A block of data
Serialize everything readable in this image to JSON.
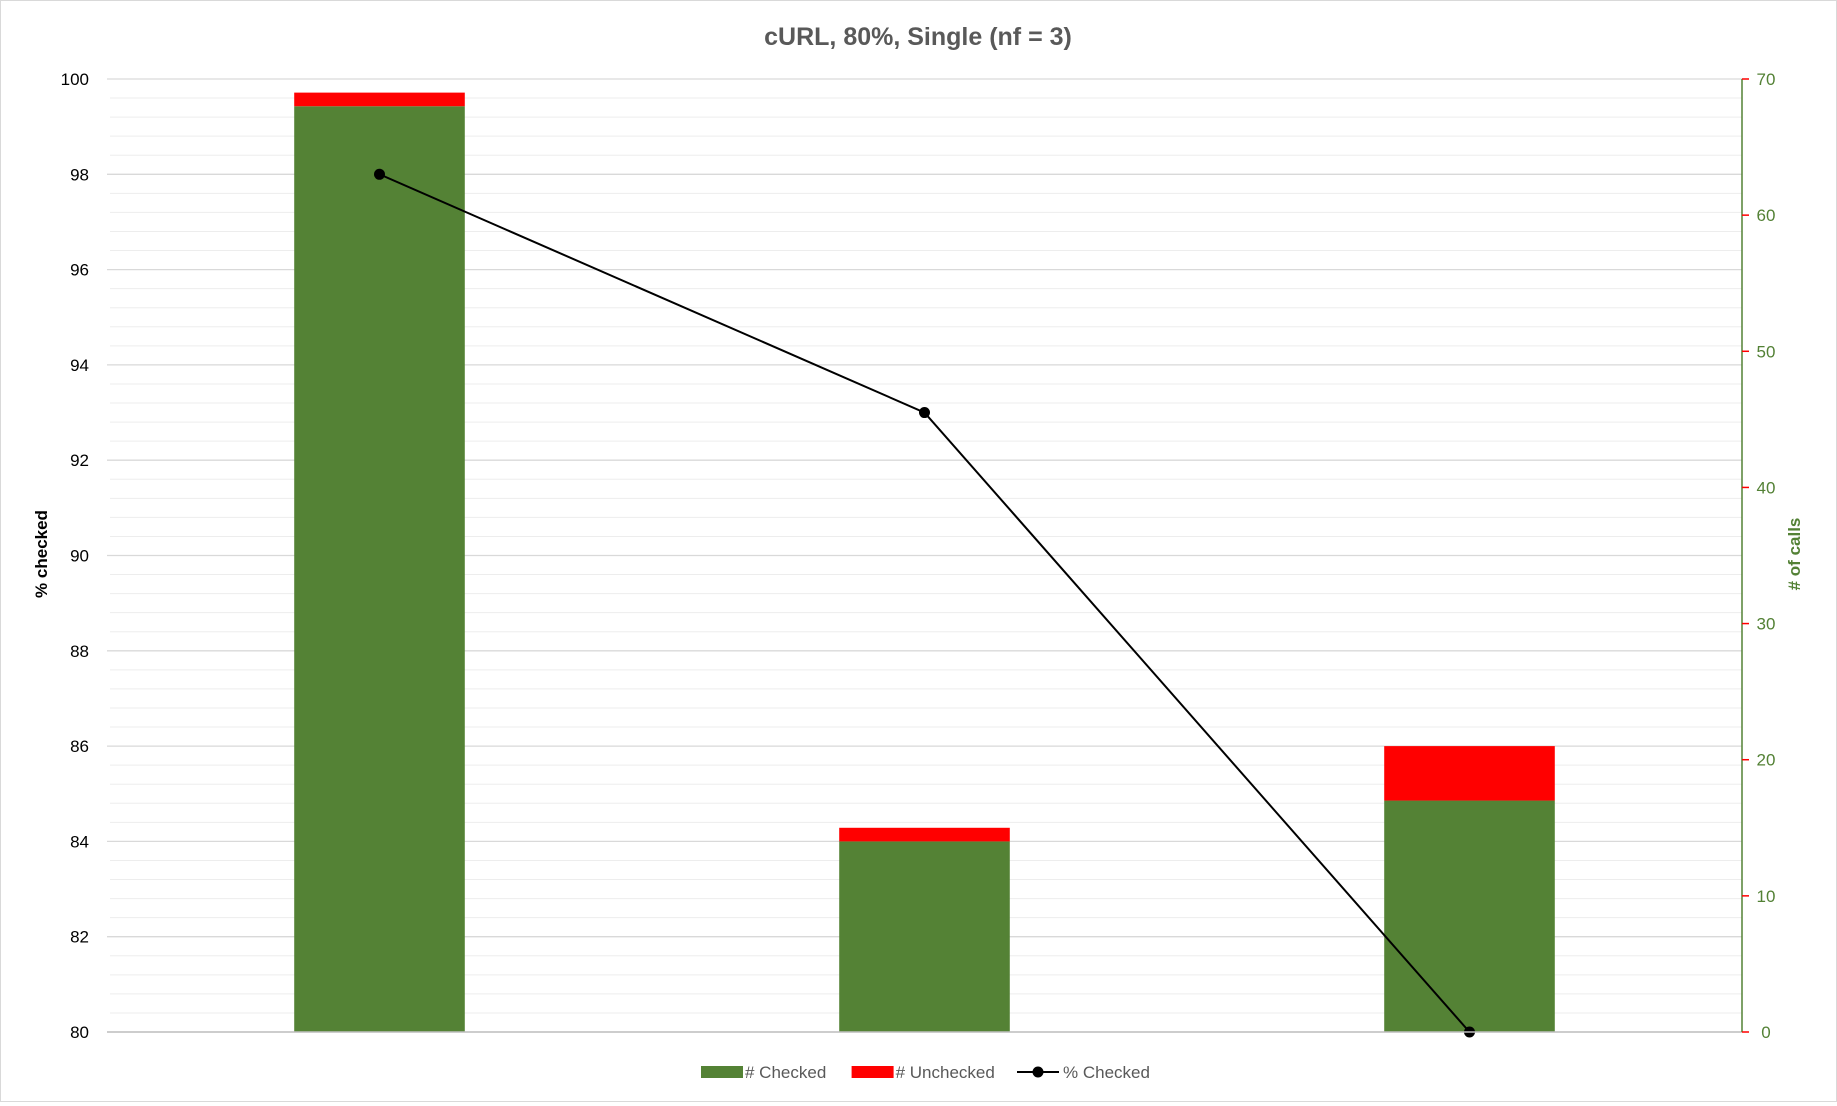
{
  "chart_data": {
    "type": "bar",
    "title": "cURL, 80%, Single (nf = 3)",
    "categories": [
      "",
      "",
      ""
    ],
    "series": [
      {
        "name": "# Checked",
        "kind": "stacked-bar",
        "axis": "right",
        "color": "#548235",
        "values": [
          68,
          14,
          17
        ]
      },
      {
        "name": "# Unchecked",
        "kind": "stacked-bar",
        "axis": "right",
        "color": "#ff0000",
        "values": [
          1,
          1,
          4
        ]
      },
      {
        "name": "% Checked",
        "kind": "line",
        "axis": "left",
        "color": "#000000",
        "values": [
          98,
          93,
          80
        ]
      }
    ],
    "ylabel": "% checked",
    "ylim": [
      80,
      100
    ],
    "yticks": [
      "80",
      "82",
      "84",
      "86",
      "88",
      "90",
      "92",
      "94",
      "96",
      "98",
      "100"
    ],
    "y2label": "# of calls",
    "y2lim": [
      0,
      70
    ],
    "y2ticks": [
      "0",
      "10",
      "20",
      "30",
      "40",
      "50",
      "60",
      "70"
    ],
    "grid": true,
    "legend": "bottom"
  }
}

§ **Description of the task**:
Print the records above exactly as they stand, but leave out the pictures.

§ **Output**:
Serialize everything readable in this image to JSON.
{
  "chart_data": {
    "type": "bar",
    "title": "cURL, 80%, Single (nf = 3)",
    "categories": [
      "",
      "",
      ""
    ],
    "series": [
      {
        "name": "# Checked",
        "kind": "stacked-bar",
        "axis": "right",
        "color": "#548235",
        "values": [
          68,
          14,
          17
        ]
      },
      {
        "name": "# Unchecked",
        "kind": "stacked-bar",
        "axis": "right",
        "color": "#ff0000",
        "values": [
          1,
          1,
          4
        ]
      },
      {
        "name": "% Checked",
        "kind": "line",
        "axis": "left",
        "color": "#000000",
        "values": [
          98,
          93,
          80
        ]
      }
    ],
    "ylabel": "% checked",
    "ylim": [
      80,
      100
    ],
    "yticks": [
      "80",
      "82",
      "84",
      "86",
      "88",
      "90",
      "92",
      "94",
      "96",
      "98",
      "100"
    ],
    "y2label": "# of calls",
    "y2lim": [
      0,
      70
    ],
    "y2ticks": [
      "0",
      "10",
      "20",
      "30",
      "40",
      "50",
      "60",
      "70"
    ],
    "grid": true,
    "legend": "bottom"
  }
}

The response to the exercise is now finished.